(Task): Every line of the material is to be quoted verbatim, minus the pictures.

[Excerpts from a figure dataset]
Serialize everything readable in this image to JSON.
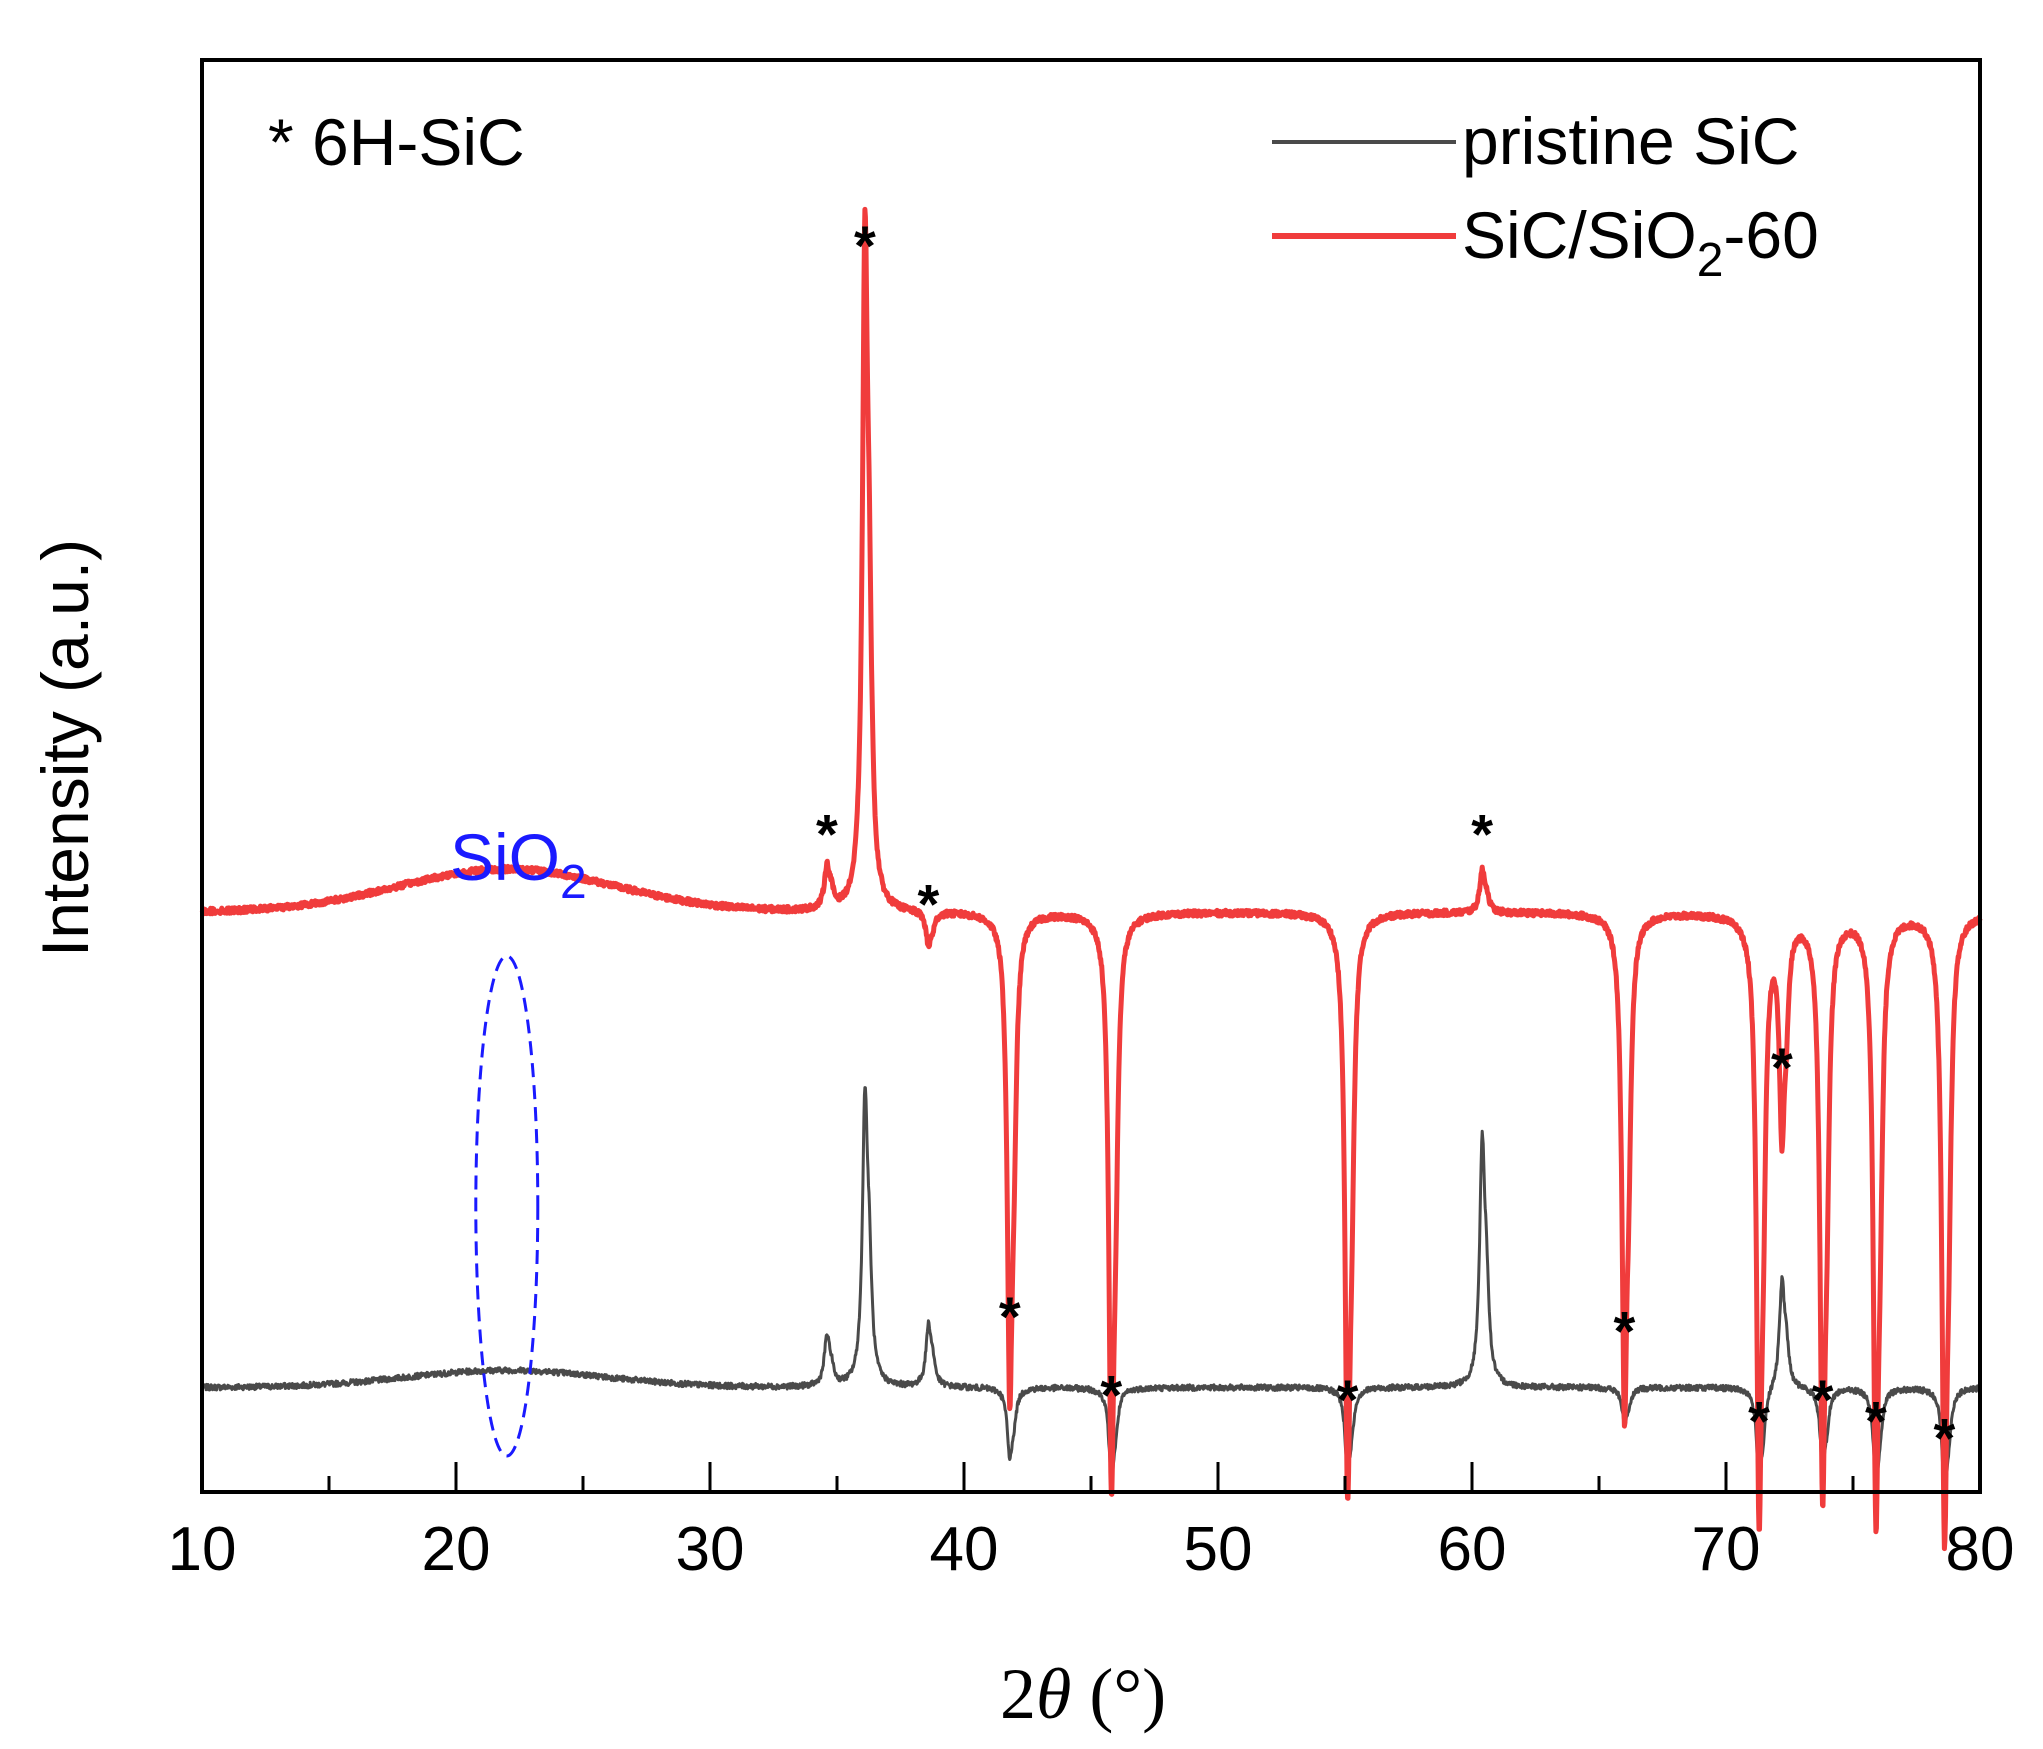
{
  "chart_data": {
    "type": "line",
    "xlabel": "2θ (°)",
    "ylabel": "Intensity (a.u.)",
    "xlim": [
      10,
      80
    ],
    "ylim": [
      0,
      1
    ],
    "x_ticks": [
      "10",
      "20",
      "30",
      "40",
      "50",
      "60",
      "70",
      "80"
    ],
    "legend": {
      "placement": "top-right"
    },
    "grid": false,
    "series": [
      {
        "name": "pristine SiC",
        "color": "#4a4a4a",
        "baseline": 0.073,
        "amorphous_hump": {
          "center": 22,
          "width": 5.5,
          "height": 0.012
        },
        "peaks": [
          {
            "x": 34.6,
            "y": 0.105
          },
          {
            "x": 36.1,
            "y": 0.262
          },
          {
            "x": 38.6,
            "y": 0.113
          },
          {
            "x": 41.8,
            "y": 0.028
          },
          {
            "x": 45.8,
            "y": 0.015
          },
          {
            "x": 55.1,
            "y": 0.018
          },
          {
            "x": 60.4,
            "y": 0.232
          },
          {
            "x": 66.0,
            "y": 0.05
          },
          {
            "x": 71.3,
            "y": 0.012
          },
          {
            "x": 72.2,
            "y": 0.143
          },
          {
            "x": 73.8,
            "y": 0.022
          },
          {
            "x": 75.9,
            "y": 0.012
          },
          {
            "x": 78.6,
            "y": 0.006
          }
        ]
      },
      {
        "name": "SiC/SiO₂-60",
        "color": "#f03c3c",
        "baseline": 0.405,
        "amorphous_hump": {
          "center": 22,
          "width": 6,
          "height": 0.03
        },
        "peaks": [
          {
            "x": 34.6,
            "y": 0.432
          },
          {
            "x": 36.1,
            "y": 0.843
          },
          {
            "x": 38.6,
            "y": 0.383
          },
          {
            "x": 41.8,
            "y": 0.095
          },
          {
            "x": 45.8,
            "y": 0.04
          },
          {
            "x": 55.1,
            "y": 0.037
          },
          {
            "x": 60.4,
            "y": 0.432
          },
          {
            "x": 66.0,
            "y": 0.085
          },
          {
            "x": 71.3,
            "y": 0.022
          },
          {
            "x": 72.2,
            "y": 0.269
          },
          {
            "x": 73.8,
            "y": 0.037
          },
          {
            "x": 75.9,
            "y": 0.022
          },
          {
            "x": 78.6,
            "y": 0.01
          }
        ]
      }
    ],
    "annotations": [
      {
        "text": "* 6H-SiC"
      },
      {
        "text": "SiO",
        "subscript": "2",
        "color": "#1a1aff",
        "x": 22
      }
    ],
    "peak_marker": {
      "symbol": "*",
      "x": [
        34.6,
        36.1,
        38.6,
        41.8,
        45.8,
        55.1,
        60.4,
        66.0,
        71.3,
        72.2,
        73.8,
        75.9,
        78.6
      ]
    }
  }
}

(The reply):
Serialize everything readable in this image to JSON.
{
  "chart_data": {
    "type": "line",
    "xlabel": "2θ (°)",
    "ylabel": "Intensity (a.u.)",
    "xlim": [
      10,
      80
    ],
    "ylim": [
      0,
      1
    ],
    "x_ticks": [
      "10",
      "20",
      "30",
      "40",
      "50",
      "60",
      "70",
      "80"
    ],
    "legend": {
      "placement": "top-right"
    },
    "grid": false,
    "series": [
      {
        "name": "pristine SiC",
        "color": "#4a4a4a",
        "baseline": 0.073,
        "amorphous_hump": {
          "center": 22,
          "width": 5.5,
          "height": 0.012
        },
        "peaks": [
          {
            "x": 34.6,
            "y": 0.105
          },
          {
            "x": 36.1,
            "y": 0.262
          },
          {
            "x": 38.6,
            "y": 0.113
          },
          {
            "x": 41.8,
            "y": 0.028
          },
          {
            "x": 45.8,
            "y": 0.015
          },
          {
            "x": 55.1,
            "y": 0.018
          },
          {
            "x": 60.4,
            "y": 0.232
          },
          {
            "x": 66.0,
            "y": 0.05
          },
          {
            "x": 71.3,
            "y": 0.012
          },
          {
            "x": 72.2,
            "y": 0.143
          },
          {
            "x": 73.8,
            "y": 0.022
          },
          {
            "x": 75.9,
            "y": 0.012
          },
          {
            "x": 78.6,
            "y": 0.006
          }
        ]
      },
      {
        "name": "SiC/SiO₂-60",
        "color": "#f03c3c",
        "baseline": 0.405,
        "amorphous_hump": {
          "center": 22,
          "width": 6,
          "height": 0.03
        },
        "peaks": [
          {
            "x": 34.6,
            "y": 0.432
          },
          {
            "x": 36.1,
            "y": 0.843
          },
          {
            "x": 38.6,
            "y": 0.383
          },
          {
            "x": 41.8,
            "y": 0.095
          },
          {
            "x": 45.8,
            "y": 0.04
          },
          {
            "x": 55.1,
            "y": 0.037
          },
          {
            "x": 60.4,
            "y": 0.432
          },
          {
            "x": 66.0,
            "y": 0.085
          },
          {
            "x": 71.3,
            "y": 0.022
          },
          {
            "x": 72.2,
            "y": 0.269
          },
          {
            "x": 73.8,
            "y": 0.037
          },
          {
            "x": 75.9,
            "y": 0.022
          },
          {
            "x": 78.6,
            "y": 0.01
          }
        ]
      }
    ],
    "annotations": [
      {
        "text": "* 6H-SiC"
      },
      {
        "text": "SiO",
        "subscript": "2",
        "color": "#1a1aff",
        "x": 22
      }
    ],
    "peak_marker": {
      "symbol": "*",
      "x": [
        34.6,
        36.1,
        38.6,
        41.8,
        45.8,
        55.1,
        60.4,
        66.0,
        71.3,
        72.2,
        73.8,
        75.9,
        78.6
      ]
    }
  }
}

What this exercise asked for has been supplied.